▶ **Request**: Rewrite all the rows below, changing every "nav-label" to "menu-label" and leaving everything else the same.
— start of Supplied material —
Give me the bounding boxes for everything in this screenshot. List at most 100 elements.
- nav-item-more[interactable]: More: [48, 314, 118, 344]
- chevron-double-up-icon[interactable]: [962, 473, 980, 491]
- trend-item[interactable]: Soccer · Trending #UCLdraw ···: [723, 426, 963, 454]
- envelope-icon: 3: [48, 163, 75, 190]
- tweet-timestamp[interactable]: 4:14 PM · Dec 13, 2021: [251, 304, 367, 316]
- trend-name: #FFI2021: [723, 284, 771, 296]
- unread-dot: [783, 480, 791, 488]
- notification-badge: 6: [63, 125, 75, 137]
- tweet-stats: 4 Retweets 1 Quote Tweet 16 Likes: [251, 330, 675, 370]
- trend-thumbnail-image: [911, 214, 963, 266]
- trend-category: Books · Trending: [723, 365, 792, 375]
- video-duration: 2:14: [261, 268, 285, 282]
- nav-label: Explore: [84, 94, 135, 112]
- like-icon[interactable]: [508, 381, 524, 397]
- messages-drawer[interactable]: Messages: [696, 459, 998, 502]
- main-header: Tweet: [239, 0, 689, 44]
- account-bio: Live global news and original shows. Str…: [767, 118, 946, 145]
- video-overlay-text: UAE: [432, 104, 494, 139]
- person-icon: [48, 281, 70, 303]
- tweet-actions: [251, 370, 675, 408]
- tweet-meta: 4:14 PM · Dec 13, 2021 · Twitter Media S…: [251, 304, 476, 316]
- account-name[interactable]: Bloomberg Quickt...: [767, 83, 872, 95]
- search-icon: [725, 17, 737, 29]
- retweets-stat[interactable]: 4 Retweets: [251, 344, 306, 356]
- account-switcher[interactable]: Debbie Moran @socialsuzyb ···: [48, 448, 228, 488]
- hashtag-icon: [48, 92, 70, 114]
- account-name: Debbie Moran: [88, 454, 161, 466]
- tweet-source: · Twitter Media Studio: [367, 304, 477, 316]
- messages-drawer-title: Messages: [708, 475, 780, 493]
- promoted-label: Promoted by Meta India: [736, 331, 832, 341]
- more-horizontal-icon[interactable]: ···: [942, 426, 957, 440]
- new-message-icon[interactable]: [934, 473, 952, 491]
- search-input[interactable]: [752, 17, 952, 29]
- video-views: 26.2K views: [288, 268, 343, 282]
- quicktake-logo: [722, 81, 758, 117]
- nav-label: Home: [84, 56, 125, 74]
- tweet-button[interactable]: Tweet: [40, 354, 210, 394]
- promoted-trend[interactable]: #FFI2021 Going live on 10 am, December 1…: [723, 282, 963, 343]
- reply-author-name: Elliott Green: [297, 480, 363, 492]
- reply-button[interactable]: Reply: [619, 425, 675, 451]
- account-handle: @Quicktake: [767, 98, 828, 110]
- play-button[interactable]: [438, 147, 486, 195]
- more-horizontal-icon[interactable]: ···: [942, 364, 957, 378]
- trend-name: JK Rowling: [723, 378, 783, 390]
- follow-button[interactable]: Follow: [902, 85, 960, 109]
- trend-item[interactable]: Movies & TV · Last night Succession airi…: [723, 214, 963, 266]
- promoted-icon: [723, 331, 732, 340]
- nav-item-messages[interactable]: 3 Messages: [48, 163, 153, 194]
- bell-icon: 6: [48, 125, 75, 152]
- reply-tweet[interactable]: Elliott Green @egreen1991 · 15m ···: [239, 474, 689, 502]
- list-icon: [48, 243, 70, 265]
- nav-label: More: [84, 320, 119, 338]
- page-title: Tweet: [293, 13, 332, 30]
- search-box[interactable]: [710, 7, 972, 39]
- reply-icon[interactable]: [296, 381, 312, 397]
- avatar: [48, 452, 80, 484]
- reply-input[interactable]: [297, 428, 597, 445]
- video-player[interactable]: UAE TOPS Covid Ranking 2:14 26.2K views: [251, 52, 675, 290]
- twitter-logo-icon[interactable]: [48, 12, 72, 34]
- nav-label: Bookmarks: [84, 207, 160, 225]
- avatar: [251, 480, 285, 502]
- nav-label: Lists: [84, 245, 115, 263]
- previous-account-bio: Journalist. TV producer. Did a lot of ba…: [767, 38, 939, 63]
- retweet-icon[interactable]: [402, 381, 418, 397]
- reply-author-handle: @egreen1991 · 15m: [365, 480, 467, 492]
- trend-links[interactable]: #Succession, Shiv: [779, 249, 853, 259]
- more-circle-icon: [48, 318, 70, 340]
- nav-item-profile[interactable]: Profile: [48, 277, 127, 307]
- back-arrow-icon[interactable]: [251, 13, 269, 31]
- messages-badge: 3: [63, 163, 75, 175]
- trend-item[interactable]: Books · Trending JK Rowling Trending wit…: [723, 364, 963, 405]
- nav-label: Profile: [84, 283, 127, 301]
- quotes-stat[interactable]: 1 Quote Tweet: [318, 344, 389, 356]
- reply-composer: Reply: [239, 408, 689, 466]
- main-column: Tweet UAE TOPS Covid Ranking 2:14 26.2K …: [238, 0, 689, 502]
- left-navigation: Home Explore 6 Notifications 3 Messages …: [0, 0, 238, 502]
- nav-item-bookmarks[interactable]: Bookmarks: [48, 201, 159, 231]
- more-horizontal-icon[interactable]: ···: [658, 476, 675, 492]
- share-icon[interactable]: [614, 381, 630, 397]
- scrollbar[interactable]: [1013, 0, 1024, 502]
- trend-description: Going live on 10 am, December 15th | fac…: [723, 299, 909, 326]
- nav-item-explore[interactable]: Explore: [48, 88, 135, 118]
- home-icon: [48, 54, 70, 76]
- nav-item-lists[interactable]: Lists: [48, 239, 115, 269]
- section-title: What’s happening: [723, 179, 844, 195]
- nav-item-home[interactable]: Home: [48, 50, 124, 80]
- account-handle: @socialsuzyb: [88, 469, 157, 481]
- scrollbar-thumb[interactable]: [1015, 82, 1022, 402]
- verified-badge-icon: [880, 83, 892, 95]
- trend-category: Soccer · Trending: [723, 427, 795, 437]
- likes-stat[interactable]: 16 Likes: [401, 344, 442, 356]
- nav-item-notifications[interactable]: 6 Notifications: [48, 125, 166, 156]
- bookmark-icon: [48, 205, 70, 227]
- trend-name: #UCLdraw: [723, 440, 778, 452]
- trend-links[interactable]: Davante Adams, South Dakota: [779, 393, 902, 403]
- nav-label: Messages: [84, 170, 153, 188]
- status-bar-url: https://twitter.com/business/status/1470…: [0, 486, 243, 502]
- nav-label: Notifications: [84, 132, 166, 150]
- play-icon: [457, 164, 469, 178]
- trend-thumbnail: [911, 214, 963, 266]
— end of Supplied material —
▶ **Correct result**:
Give me the bounding boxes for everything in this screenshot. List at most 100 elements.
- nav-item-more[interactable]: More: [48, 314, 118, 344]
- chevron-double-up-icon[interactable]: [962, 473, 980, 491]
- trend-item[interactable]: Soccer · Trending #UCLdraw ···: [723, 426, 963, 454]
- envelope-icon: 3: [48, 163, 75, 190]
- tweet-timestamp[interactable]: 4:14 PM · Dec 13, 2021: [251, 304, 367, 316]
- trend-name: #FFI2021: [723, 284, 771, 296]
- unread-dot: [783, 480, 791, 488]
- notification-badge: 6: [63, 125, 75, 137]
- tweet-stats: 4 Retweets 1 Quote Tweet 16 Likes: [251, 330, 675, 370]
- trend-thumbnail-image: [911, 214, 963, 266]
- trend-category: Books · Trending: [723, 365, 792, 375]
- video-duration: 2:14: [261, 268, 285, 282]
- menu-label: Explore: [84, 94, 135, 112]
- like-icon[interactable]: [508, 381, 524, 397]
- messages-drawer[interactable]: Messages: [696, 459, 998, 502]
- main-header: Tweet: [239, 0, 689, 44]
- account-bio: Live global news and original shows. Str…: [767, 118, 946, 145]
- video-overlay-text: UAE: [432, 104, 494, 139]
- person-icon: [48, 281, 70, 303]
- tweet-actions: [251, 370, 675, 408]
- tweet-meta: 4:14 PM · Dec 13, 2021 · Twitter Media S…: [251, 304, 476, 316]
- account-name[interactable]: Bloomberg Quickt...: [767, 83, 872, 95]
- search-icon: [725, 17, 737, 29]
- retweets-stat[interactable]: 4 Retweets: [251, 344, 306, 356]
- account-switcher[interactable]: Debbie Moran @socialsuzyb ···: [48, 448, 228, 488]
- hashtag-icon: [48, 92, 70, 114]
- account-name: Debbie Moran: [88, 454, 161, 466]
- tweet-source: · Twitter Media Studio: [367, 304, 477, 316]
- messages-drawer-title: Messages: [708, 475, 780, 493]
- promoted-label: Promoted by Meta India: [736, 331, 832, 341]
- more-horizontal-icon[interactable]: ···: [942, 426, 957, 440]
- new-message-icon[interactable]: [934, 473, 952, 491]
- search-input[interactable]: [752, 17, 952, 29]
- video-views: 26.2K views: [288, 268, 343, 282]
- quicktake-logo: [722, 81, 758, 117]
- menu-label: Home: [84, 56, 125, 74]
- tweet-button[interactable]: Tweet: [40, 354, 210, 394]
- promoted-trend[interactable]: #FFI2021 Going live on 10 am, December 1…: [723, 282, 963, 343]
- reply-author-name: Elliott Green: [297, 480, 363, 492]
- reply-button[interactable]: Reply: [619, 425, 675, 451]
- account-handle: @Quicktake: [767, 98, 828, 110]
- play-button[interactable]: [438, 147, 486, 195]
- more-horizontal-icon[interactable]: ···: [942, 364, 957, 378]
- trend-name: JK Rowling: [723, 378, 783, 390]
- follow-button[interactable]: Follow: [902, 85, 960, 109]
- trend-item[interactable]: Movies & TV · Last night Succession airi…: [723, 214, 963, 266]
- promoted-icon: [723, 331, 732, 340]
- nav-item-messages[interactable]: 3 Messages: [48, 163, 153, 194]
- bell-icon: 6: [48, 125, 75, 152]
- reply-tweet[interactable]: Elliott Green @egreen1991 · 15m ···: [239, 474, 689, 502]
- list-icon: [48, 243, 70, 265]
- menu-label: More: [84, 320, 119, 338]
- page-title: Tweet: [293, 13, 332, 30]
- search-box[interactable]: [710, 7, 972, 39]
- reply-icon[interactable]: [296, 381, 312, 397]
- avatar: [48, 452, 80, 484]
- reply-input[interactable]: [297, 428, 597, 445]
- video-player[interactable]: UAE TOPS Covid Ranking 2:14 26.2K views: [251, 52, 675, 290]
- twitter-logo-icon[interactable]: [48, 12, 72, 34]
- menu-label: Bookmarks: [84, 207, 160, 225]
- avatar: [251, 480, 285, 502]
- menu-label: Lists: [84, 245, 115, 263]
- previous-account-bio: Journalist. TV producer. Did a lot of ba…: [767, 38, 939, 63]
- retweet-icon[interactable]: [402, 381, 418, 397]
- reply-author-handle: @egreen1991 · 15m: [365, 480, 467, 492]
- trend-links[interactable]: #Succession, Shiv: [779, 249, 853, 259]
- more-circle-icon: [48, 318, 70, 340]
- nav-item-profile[interactable]: Profile: [48, 277, 127, 307]
- back-arrow-icon[interactable]: [251, 13, 269, 31]
- messages-badge: 3: [63, 163, 75, 175]
- trend-item[interactable]: Books · Trending JK Rowling Trending wit…: [723, 364, 963, 405]
- menu-label: Profile: [84, 283, 127, 301]
- quotes-stat[interactable]: 1 Quote Tweet: [318, 344, 389, 356]
- reply-composer: Reply: [239, 408, 689, 466]
- main-column: Tweet UAE TOPS Covid Ranking 2:14 26.2K …: [238, 0, 689, 502]
- left-navigation: Home Explore 6 Notifications 3 Messages …: [0, 0, 238, 502]
- nav-item-bookmarks[interactable]: Bookmarks: [48, 201, 159, 231]
- more-horizontal-icon[interactable]: ···: [658, 476, 675, 492]
- share-icon[interactable]: [614, 381, 630, 397]
- scrollbar[interactable]: [1013, 0, 1024, 502]
- trend-description: Going live on 10 am, December 15th | fac…: [723, 299, 909, 326]
- nav-item-explore[interactable]: Explore: [48, 88, 135, 118]
- home-icon: [48, 54, 70, 76]
- nav-item-lists[interactable]: Lists: [48, 239, 115, 269]
- section-title: What’s happening: [723, 179, 844, 195]
- nav-item-home[interactable]: Home: [48, 50, 124, 80]
- account-handle: @socialsuzyb: [88, 469, 157, 481]
- scrollbar-thumb[interactable]: [1015, 82, 1022, 402]
- verified-badge-icon: [880, 83, 892, 95]
- trend-category: Soccer · Trending: [723, 427, 795, 437]
- likes-stat[interactable]: 16 Likes: [401, 344, 442, 356]
- nav-item-notifications[interactable]: 6 Notifications: [48, 125, 166, 156]
- bookmark-icon: [48, 205, 70, 227]
- trend-name: #UCLdraw: [723, 440, 778, 452]
- trend-links[interactable]: Davante Adams, South Dakota: [779, 393, 902, 403]
- menu-label: Messages: [84, 170, 153, 188]
- status-bar-url: https://twitter.com/business/status/1470…: [0, 486, 243, 502]
- menu-label: Notifications: [84, 132, 166, 150]
- play-icon: [457, 164, 469, 178]
- trend-thumbnail: [911, 214, 963, 266]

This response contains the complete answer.